Required work:
Write out each line word for word. Drop pictures.

Task inputs:
===============

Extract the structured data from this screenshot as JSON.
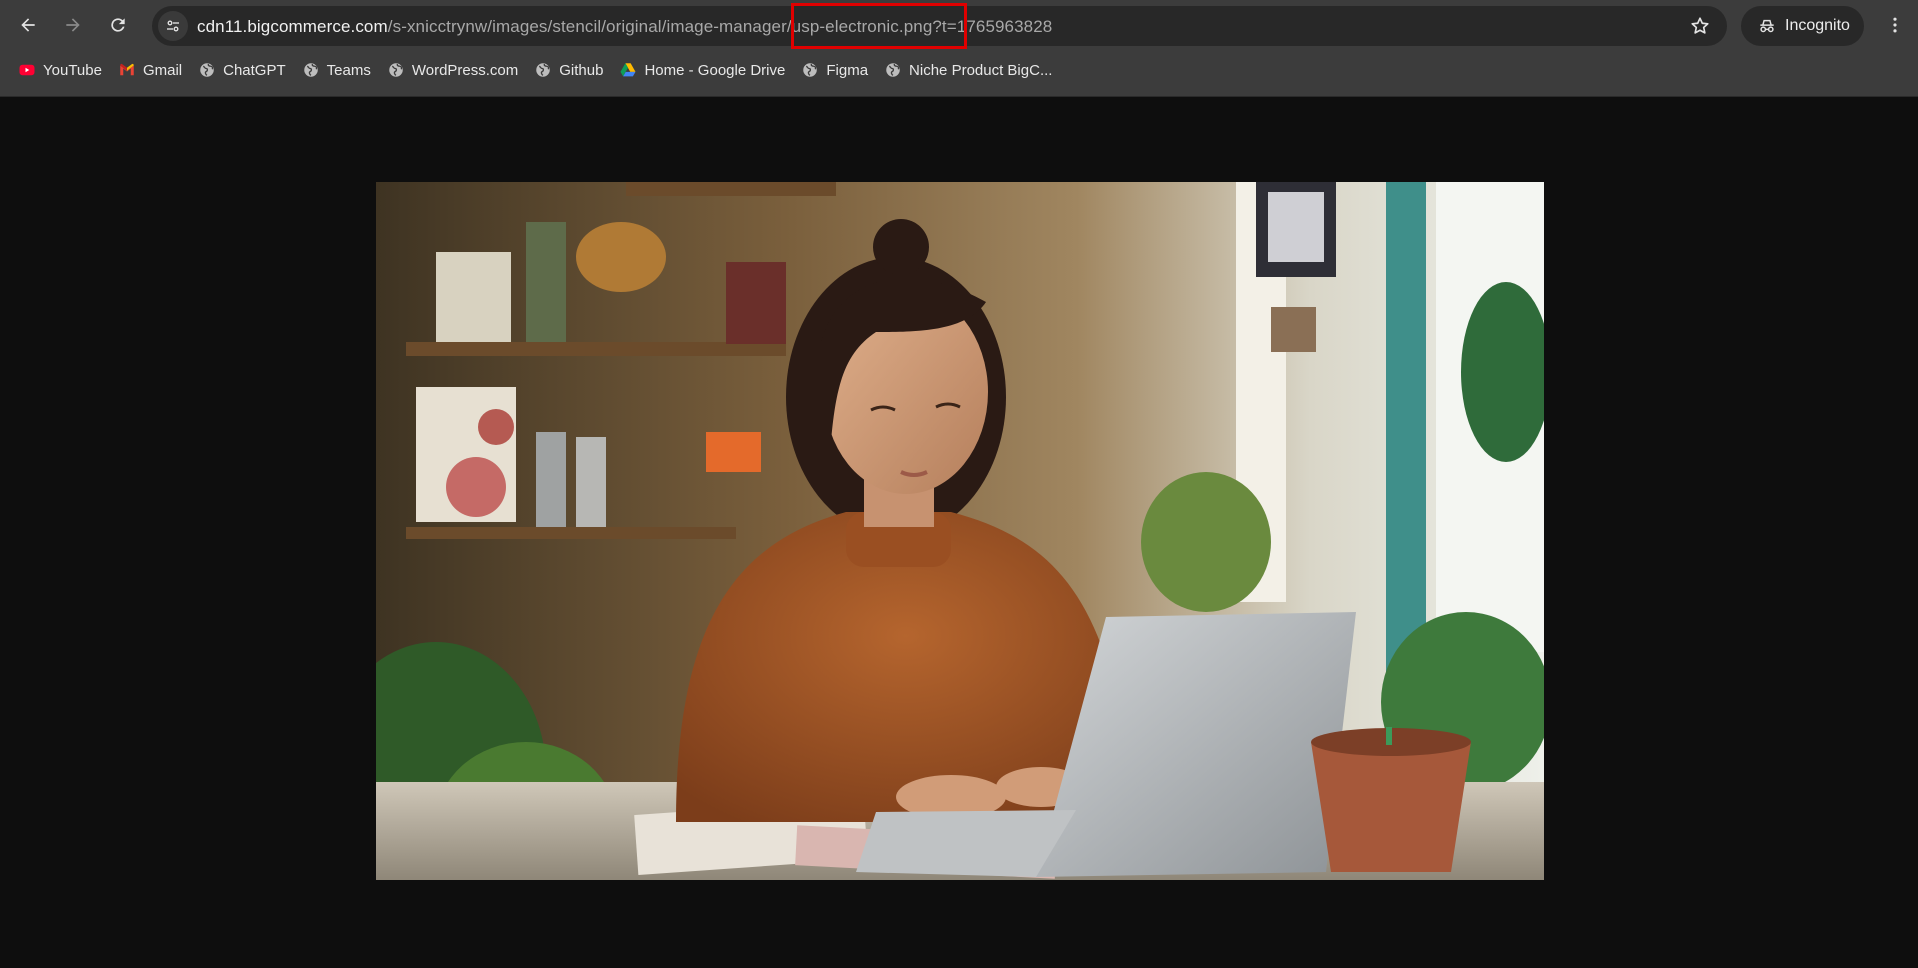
{
  "browser": {
    "url_host": "cdn11.bigcommerce.com",
    "url_path": "/s-xnicctrynw/images/stencil/original/image-manager/usp-electronic.png?t=1765963828",
    "incognito_label": "Incognito"
  },
  "bookmarks": [
    {
      "label": "YouTube",
      "icon": "youtube-icon"
    },
    {
      "label": "Gmail",
      "icon": "gmail-icon"
    },
    {
      "label": "ChatGPT",
      "icon": "globe-icon"
    },
    {
      "label": "Teams",
      "icon": "globe-icon"
    },
    {
      "label": "WordPress.com",
      "icon": "globe-icon"
    },
    {
      "label": "Github",
      "icon": "globe-icon"
    },
    {
      "label": "Home - Google Drive",
      "icon": "google-drive-icon"
    },
    {
      "label": "Figma",
      "icon": "globe-icon"
    },
    {
      "label": "Niche Product BigC...",
      "icon": "globe-icon"
    }
  ],
  "colors": {
    "highlight": "#e00000",
    "page_background": "#0e0e0e",
    "toolbar": "#3c3c3c"
  }
}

===============

Solution to this task:
Extract the structured data from this screenshot as JSON.
{
  "browser": {
    "url_host": "cdn11.bigcommerce.com",
    "url_path": "/s-xnicctrynw/images/stencil/original/image-manager/usp-electronic.png?t=1765963828",
    "incognito_label": "Incognito"
  },
  "bookmarks": [
    {
      "label": "YouTube",
      "icon": "youtube-icon"
    },
    {
      "label": "Gmail",
      "icon": "gmail-icon"
    },
    {
      "label": "ChatGPT",
      "icon": "globe-icon"
    },
    {
      "label": "Teams",
      "icon": "globe-icon"
    },
    {
      "label": "WordPress.com",
      "icon": "globe-icon"
    },
    {
      "label": "Github",
      "icon": "globe-icon"
    },
    {
      "label": "Home - Google Drive",
      "icon": "google-drive-icon"
    },
    {
      "label": "Figma",
      "icon": "globe-icon"
    },
    {
      "label": "Niche Product BigC...",
      "icon": "globe-icon"
    }
  ],
  "colors": {
    "highlight": "#e00000",
    "page_background": "#0e0e0e",
    "toolbar": "#3c3c3c"
  }
}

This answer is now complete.